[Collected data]

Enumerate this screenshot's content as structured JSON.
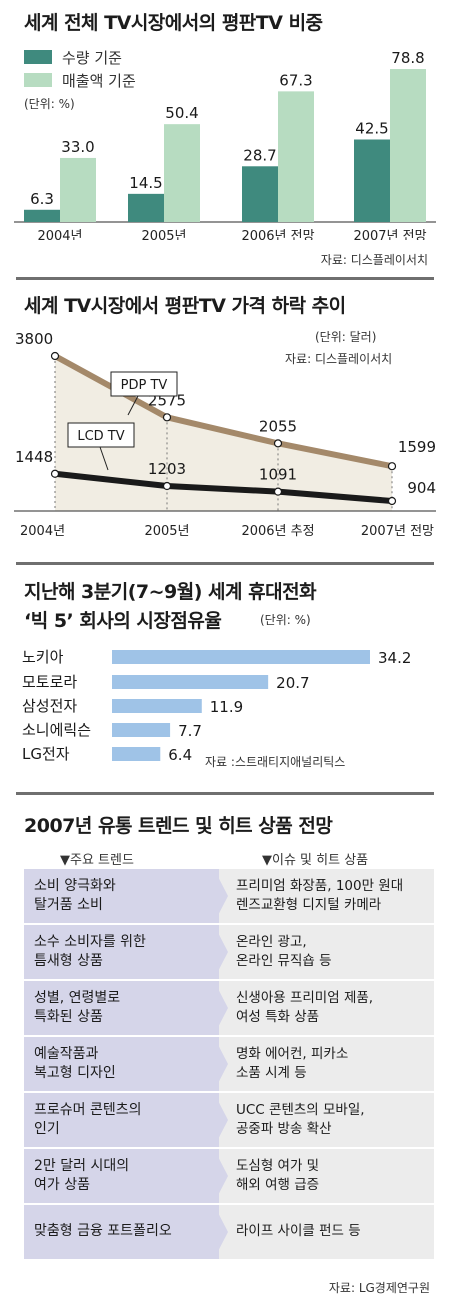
{
  "chart_data": [
    {
      "type": "bar",
      "title": "세계 전체 TV시장에서의 평판TV 비중",
      "unit": "(단위: %)",
      "source": "자료: 디스플레이서치",
      "categories": [
        "2004년",
        "2005년",
        "2006년 전망",
        "2007년 전망"
      ],
      "series": [
        {
          "name": "수량 기준",
          "values": [
            6.3,
            14.5,
            28.7,
            42.5
          ],
          "labels": [
            "6.3",
            "14.5",
            "28.7",
            "42.5"
          ],
          "color": "#3f8a7e"
        },
        {
          "name": "매출액 기준",
          "values": [
            33.0,
            50.4,
            67.3,
            78.8
          ],
          "labels": [
            "33.0",
            "50.4",
            "67.3",
            "78.8"
          ],
          "color": "#b7dcc1"
        }
      ],
      "ylim": [
        0,
        85
      ]
    },
    {
      "type": "line",
      "title": "세계 TV시장에서 평판TV 가격 하락 추이",
      "unit": "(단위: 달러)",
      "source": "자료: 디스플레이서치",
      "categories": [
        "2004년",
        "2005년",
        "2006년 추정",
        "2007년 전망"
      ],
      "series": [
        {
          "name": "PDP TV",
          "values": [
            3800,
            2575,
            2055,
            1599
          ],
          "labels": [
            "3800",
            "2575",
            "2055",
            "1599"
          ],
          "color": "#a4896a"
        },
        {
          "name": "LCD TV",
          "values": [
            1448,
            1203,
            1091,
            904
          ],
          "labels": [
            "1448",
            "1203",
            "1091",
            "904"
          ],
          "color": "#1a1a1a"
        }
      ],
      "ylim": [
        700,
        3900
      ]
    },
    {
      "type": "bar",
      "orientation": "horizontal",
      "title_line1": "지난해 3분기(7~9월) 세계 휴대전화",
      "title_line2": "‘빅 5’ 회사의 시장점유율",
      "unit": "(단위: %)",
      "source": "자료 :스트래티지애널리틱스",
      "categories": [
        "노키아",
        "모토로라",
        "삼성전자",
        "소니에릭슨",
        "LG전자"
      ],
      "values": [
        34.2,
        20.7,
        11.9,
        7.7,
        6.4
      ],
      "labels": [
        "34.2",
        "20.7",
        "11.9",
        "7.7",
        "6.4"
      ],
      "color": "#9fc3e7",
      "xlim": [
        0,
        34.2
      ]
    }
  ],
  "trends": {
    "title": "2007년 유통 트렌드 및 히트 상품 전망",
    "left_header": "▼주요 트렌드",
    "right_header": "▼이슈 및 히트 상품",
    "rows": [
      {
        "trend": [
          "소비 양극화와",
          "탈거품 소비"
        ],
        "product": [
          "프리미엄 화장품, 100만 원대",
          "렌즈교환형 디지털 카메라"
        ]
      },
      {
        "trend": [
          "소수 소비자를 위한",
          "틈새형 상품"
        ],
        "product": [
          "온라인 광고,",
          "온라인 뮤직숍 등"
        ]
      },
      {
        "trend": [
          "성별, 연령별로",
          "특화된 상품"
        ],
        "product": [
          "신생아용 프리미엄 제품,",
          "여성 특화 상품"
        ]
      },
      {
        "trend": [
          "예술작품과",
          "복고형 디자인"
        ],
        "product": [
          "명화 에어컨, 피카소",
          "소품 시계 등"
        ]
      },
      {
        "trend": [
          "프로슈머 콘텐츠의",
          "인기"
        ],
        "product": [
          "UCC 콘텐츠의 모바일,",
          "공중파 방송 확산"
        ]
      },
      {
        "trend": [
          "2만 달러 시대의",
          "여가 상품"
        ],
        "product": [
          "도심형 여가 및",
          "해외 여행 급증"
        ]
      },
      {
        "trend": [
          "맞춤형 금융 포트폴리오"
        ],
        "product": [
          "라이프 사이클 펀드 등"
        ]
      }
    ],
    "source": "자료: LG경제연구원"
  }
}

→ **JOB**: Whichever lines contain the string "name", select and copy them.

→ **SOLUTION BELOW**:
          "name": "수량 기준",
          "name": "매출액 기준",
          "name": "PDP TV",
          "name": "LCD TV",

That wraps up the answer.